== Input records ==

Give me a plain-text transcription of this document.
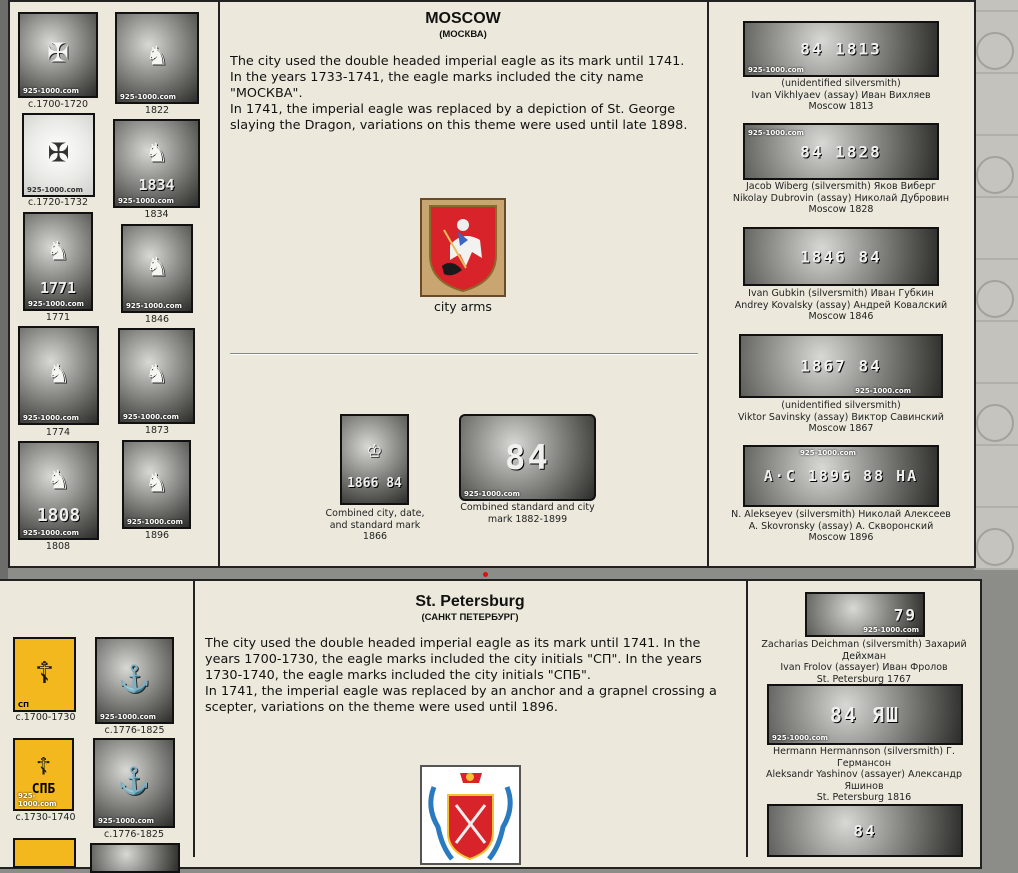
✠
925-1000.com
c.1700-1720
♞
925-1000.com
1822
✠
925-1000.com
c.1720-1732
♞
1834
925-1000.com
1834
♞
1771
925-1000.com
1771
♞
925-1000.com
1846
♞
925-1000.com
1774
♞
925-1000.com
1873
♞
1808
925-1000.com
1808
♞
925-1000.com
1896
MOSCOW
(МОСКВА)

The city used the double headed imperial eagle as its mark until 1741. In the years 1733-1741, the eagle marks included the city name "МОСКВА".

In 1741, the imperial eagle was replaced by a depiction of St. George slaying the Dragon, variations on this theme were used until late 1898.

city arms
♔
1866 84
Combined city, date, and standard mark 1866
84
925-1000.com
Combined standard and city mark 1882-1899
84 1813
925-1000.com
(unidentified silversmith)
Ivan Vikhlyaev (assay) Иван Вихляев
Moscow 1813
84 1828
925-1000.com
Jacob Wiberg (silversmith) Яков Виберг
Nikolay Dubrovin (assay) Николай Дубровин
Moscow 1828
1846 84
Ivan Gubkin (silversmith) Иван Губкин
Andrey Kovalsky (assay) Андрей Ковалский
Moscow 1846
1867 84
925-1000.com
(unidentified silversmith)
Viktor Savinsky (assay) Виктор Савинский
Moscow 1867
A·C 1896 88 HA
925-1000.com
N. Alekseyev (silversmith) Николай Алексеев
A. Skovronsky (assay) А. Скворонский
Moscow 1896
☦
СП
c.1700-1730
⚓
925-1000.com
c.1776-1825
☦
СПБ
925-1000.com
c.1730-1740
⚓
925-1000.com
c.1776-1825
St. Petersburg
(САНКТ ПЕТЕРБУРГ)

The city used the double headed imperial eagle as its mark until 1741. In the years 1700-1730, the eagle marks included the city initials "СП". In the years 1730-1740, the eagle marks included the city initials "СПБ".

In 1741, the imperial eagle was replaced by an anchor and a grapnel crossing a scepter, variations on the theme were used until 1896.

79
925-1000.com
Zacharias Deichman (silversmith) Захарий Дейхман
Ivan Frolov (assayer) Иван Фролов
St. Petersburg 1767
84 ЯШ
925-1000.com
Hermann Hermannson (silversmith) Г. Германсон
Aleksandr Yashinov (assayer) Александр Яшинов
St. Petersburg 1816
84
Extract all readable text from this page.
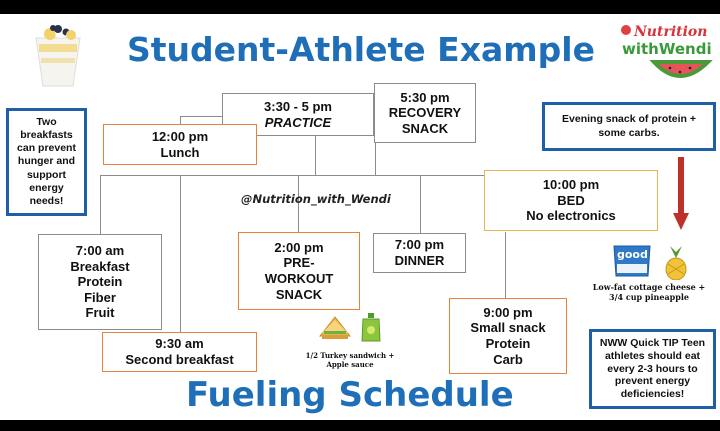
Student-Athlete Example
Fueling Schedule
Nutrition
withWendi
3:30 - 5 pm
PRACTICE
5:30 pm
RECOVERY
SNACK
7:00 am
Breakfast
Protein
Fiber
Fruit
7:00 pm
DINNER
12:00 pm
Lunch
2:00 pm
PRE-
WORKOUT
SNACK
9:30 am
Second breakfast
9:00 pm
Small snack
Protein
Carb
10:00 pm
BED
No electronics
Two breakfasts can prevent hunger and support energy needs!
Evening snack of protein + some carbs.
NWW Quick TIP Teen athletes should eat every 2-3 hours to prevent energy deficiencies!
@Nutrition_with_Wendi
1/2 Turkey sandwich + Apple sauce
good
Low-fat cottage cheese + 3/4 cup pineapple
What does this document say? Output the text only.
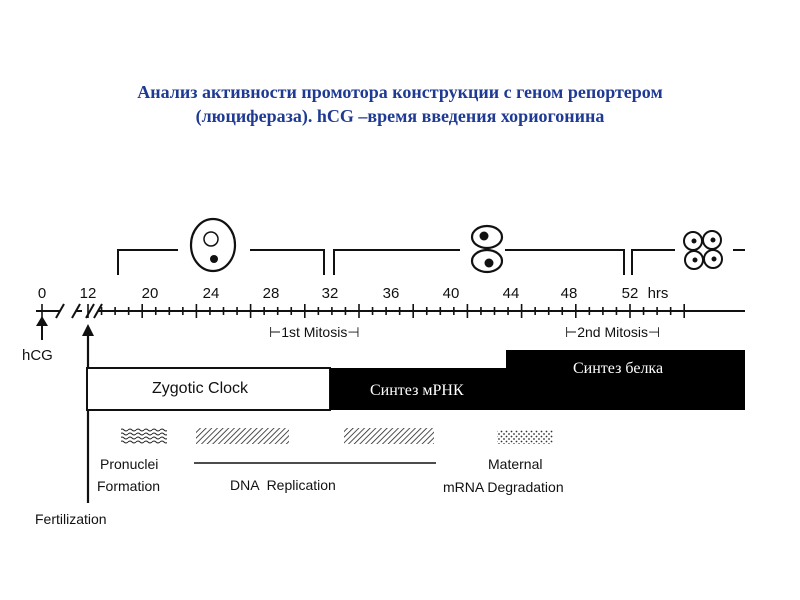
Анализ активности промотора конструкции с геном репортером
(люцифераза). hCG –время введения хориогонина
0 12	20	24	28	32	36	40	44	48	52 hrs
⊢1st Mitosis⊣	⊢2nd Mitosis⊣
hCG
Fertilization
Zygotic Clock	Синтез мРНК
Синтез белка
Pronuclei
Formation	DNA  Replication
Maternal
mRNA Degradation
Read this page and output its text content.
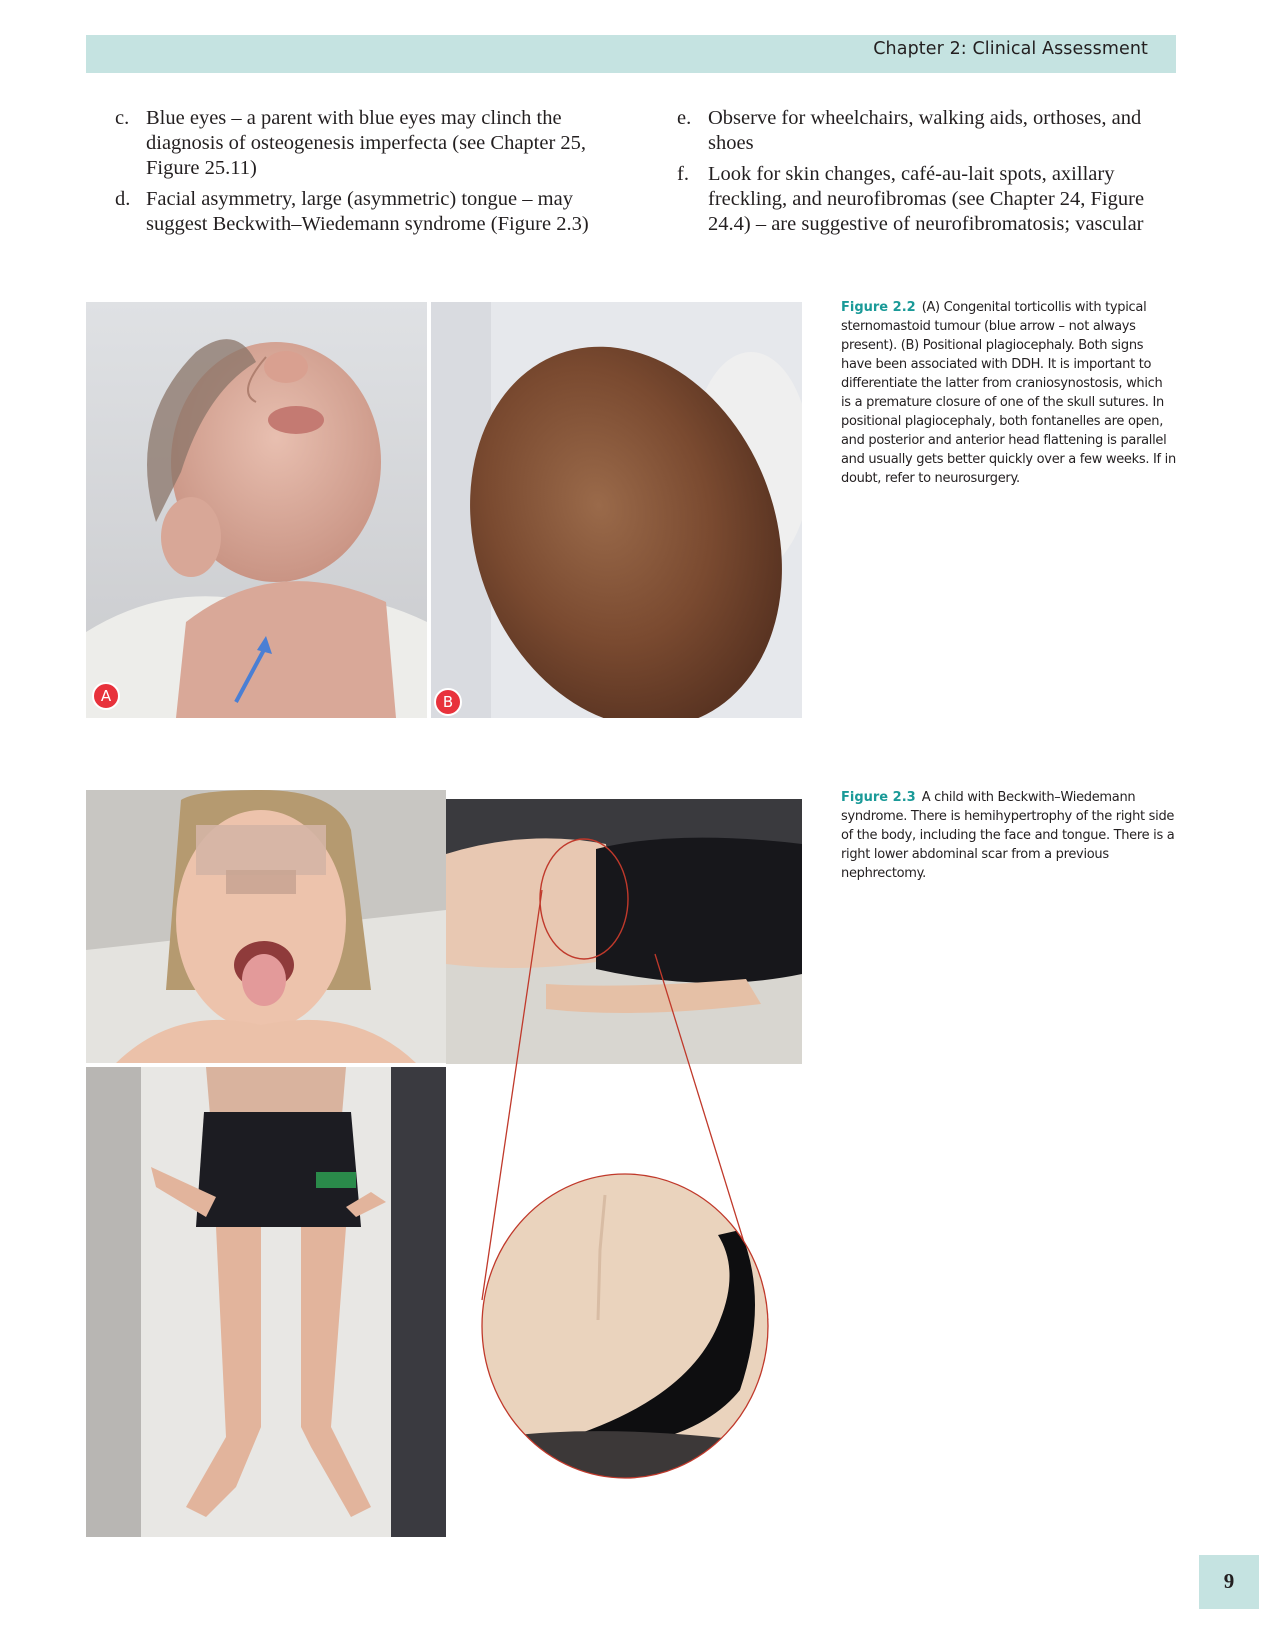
Chapter 2: Clinical Assessment
c. Blue eyes – a parent with blue eyes may clinch the diagnosis of osteogenesis imperfecta (see Chapter 25, Figure 25.11)
d. Facial asymmetry, large (asymmetric) tongue – may suggest Beckwith–Wiedemann syndrome (Figure 2.3)
e. Observe for wheelchairs, walking aids, orthoses, and shoes
f. Look for skin changes, café-au-lait spots, axillary freckling, and neurofibromas (see Chapter 24, Figure 24.4) – are suggestive of neurofibromatosis; vascular
A	B
Figure 2.2 (A) Congenital torticollis with typical sternomastoid tumour (blue arrow – not always present). (B) Positional plagiocephaly. Both signs have been associated with DDH. It is important to differentiate the latter from craniosynostosis, which is a premature closure of one of the skull sutures. In positional plagiocephaly, both fontanelles are open, and posterior and anterior head flattening is parallel and usually gets better quickly over a few weeks. If in doubt, refer to neurosurgery.
Figure 2.3 A child with Beckwith–Wiedemann syndrome. There is hemihypertrophy of the right side of the body, including the face and tongue. There is a right lower abdominal scar from a previous nephrectomy.
9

===

Try it: Please set down each entry word for word, without its images.

Answer to this exercise:
Give me a plain-text transcription of this document.
✠
925-1000.com
c.1700-1720
♞
925-1000.com
1822
✠
925-1000.com
c.1720-1732
♞
1834
925-1000.com
1834
♞
1771
925-1000.com
1771
♞
925-1000.com
1846
♞
925-1000.com
1774
♞
925-1000.com
1873
♞
1808
925-1000.com
1808
♞
925-1000.com
1896
MOSCOW
(МОСКВА)

The city used the double headed imperial eagle as its mark until 1741. In the years 1733-1741, the eagle marks included the city name "МОСКВА".

In 1741, the imperial eagle was replaced by a depiction of St. George slaying the Dragon, variations on this theme were used until late 1898.

city arms
♔
1866 84
Combined city, date, and standard mark 1866
84
925-1000.com
Combined standard and city mark 1882-1899
84 1813
925-1000.com
(unidentified silversmith)
Ivan Vikhlyaev (assay) Иван Вихляев
Moscow 1813
84 1828
925-1000.com
Jacob Wiberg (silversmith) Яков Виберг
Nikolay Dubrovin (assay) Николай Дубровин
Moscow 1828
1846 84
Ivan Gubkin (silversmith) Иван Губкин
Andrey Kovalsky (assay) Андрей Ковалский
Moscow 1846
1867 84
925-1000.com
(unidentified silversmith)
Viktor Savinsky (assay) Виктор Савинский
Moscow 1867
A·C 1896 88 HA
925-1000.com
N. Alekseyev (silversmith) Николай Алексеев
A. Skovronsky (assay) А. Скворонский
Moscow 1896
☦
СП
c.1700-1730
⚓
925-1000.com
c.1776-1825
☦
СПБ
925-1000.com
c.1730-1740
⚓
925-1000.com
c.1776-1825
St. Petersburg
(САНКТ ПЕТЕРБУРГ)

The city used the double headed imperial eagle as its mark until 1741. In the years 1700-1730, the eagle marks included the city initials "СП". In the years 1730-1740, the eagle marks included the city initials "СПБ".

In 1741, the imperial eagle was replaced by an anchor and a grapnel crossing a scepter, variations on the theme were used until 1896.

79
925-1000.com
Zacharias Deichman (silversmith) Захарий Дейхман
Ivan Frolov (assayer) Иван Фролов
St. Petersburg 1767
84 ЯШ
925-1000.com
Hermann Hermannson (silversmith) Г. Германсон
Aleksandr Yashinov (assayer) Александр Яшинов
St. Petersburg 1816
84
Extract all readable text from this page.
Student-Athlete Example
Fueling Schedule
Nutrition
withWendi
3:30 - 5 pm
PRACTICE
5:30 pm
RECOVERY
SNACK
7:00 am
Breakfast
Protein
Fiber
Fruit
7:00 pm
DINNER
12:00 pm
Lunch
2:00 pm
PRE-
WORKOUT
SNACK
9:30 am
Second breakfast
9:00 pm
Small snack
Protein
Carb
10:00 pm
BED
No electronics
Two breakfasts can prevent hunger and support energy needs!
Evening snack of protein + some carbs.
NWW Quick TIP Teen athletes should eat every 2-3 hours to prevent energy deficiencies!
@Nutrition_with_Wendi
1/2 Turkey sandwich + Apple sauce
good
Low-fat cottage cheese + 3/4 cup pineapple
What does this document say? Output the text only.
Анализ активности промотора конструкции с геном репортером
(люцифераза). hCG –время введения хориогонина
0 12	20	24	28	32	36	40	44	48	52 hrs
⊢1st Mitosis⊣	⊢2nd Mitosis⊣
hCG
Fertilization
Zygotic Clock	Синтез мРНК
Синтез белка
Pronuclei
Formation	DNA  Replication
Maternal
mRNA Degradation
Read this page and output its text content.
Chapter 2: Clinical Assessment
c. Blue eyes – a parent with blue eyes may clinch the diagnosis of osteogenesis imperfecta (see Chapter 25, Figure 25.11)
d. Facial asymmetry, large (asymmetric) tongue – may suggest Beckwith–Wiedemann syndrome (Figure 2.3)
e. Observe for wheelchairs, walking aids, orthoses, and shoes
f. Look for skin changes, café-au-lait spots, axillary freckling, and neurofibromas (see Chapter 24, Figure 24.4) – are suggestive of neurofibromatosis; vascular
A	B
Figure 2.2 (A) Congenital torticollis with typical sternomastoid tumour (blue arrow – not always present). (B) Positional plagiocephaly. Both signs have been associated with DDH. It is important to differentiate the latter from craniosynostosis, which is a premature closure of one of the skull sutures. In positional plagiocephaly, both fontanelles are open, and posterior and anterior head flattening is parallel and usually gets better quickly over a few weeks. If in doubt, refer to neurosurgery.
Figure 2.3 A child with Beckwith–Wiedemann syndrome. There is hemihypertrophy of the right side of the body, including the face and tongue. There is a right lower abdominal scar from a previous nephrectomy.
9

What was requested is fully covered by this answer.